Stored records:
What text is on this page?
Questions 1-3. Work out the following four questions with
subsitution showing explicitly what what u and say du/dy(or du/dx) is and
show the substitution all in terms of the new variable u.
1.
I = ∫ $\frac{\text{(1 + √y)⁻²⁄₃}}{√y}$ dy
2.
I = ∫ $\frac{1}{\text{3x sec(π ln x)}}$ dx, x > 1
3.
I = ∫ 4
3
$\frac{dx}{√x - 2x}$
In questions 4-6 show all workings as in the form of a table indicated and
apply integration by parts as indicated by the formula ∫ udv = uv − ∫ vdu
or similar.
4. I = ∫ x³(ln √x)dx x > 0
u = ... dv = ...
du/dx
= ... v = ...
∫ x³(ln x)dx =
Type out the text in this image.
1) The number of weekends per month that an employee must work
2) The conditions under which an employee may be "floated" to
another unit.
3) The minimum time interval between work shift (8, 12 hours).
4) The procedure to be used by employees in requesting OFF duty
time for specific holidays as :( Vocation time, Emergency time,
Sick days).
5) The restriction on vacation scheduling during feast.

* SHORT PROBLEM *
Extract every record. Keep wording exact.

* TASK SOLUTION *
What text is on this page?
Questions 1-3. Work out the following four questions with
subsitution showing explicitly what what u and say du/dy(or du/dx) is and
show the substitution all in terms of the new variable u.
1.
I = ∫ $\frac{\text{(1 + √y)⁻²⁄₃}}{√y}$ dy
2.
I = ∫ $\frac{1}{\text{3x sec(π ln x)}}$ dx, x > 1
3.
I = ∫ 4
3
$\frac{dx}{√x - 2x}$
In questions 4-6 show all workings as in the form of a table indicated and
apply integration by parts as indicated by the formula ∫ udv = uv − ∫ vdu
or similar.
4. I = ∫ x³(ln √x)dx x > 0
u = ... dv = ...
du/dx
= ... v = ...
∫ x³(ln x)dx =
Type out the text in this image.
1) The number of weekends per month that an employee must work
2) The conditions under which an employee may be "floated" to
another unit.
3) The minimum time interval between work shift (8, 12 hours).
4) The procedure to be used by employees in requesting OFF duty
time for specific holidays as :( Vocation time, Emergency time,
Sick days).
5) The restriction on vacation scheduling during feast.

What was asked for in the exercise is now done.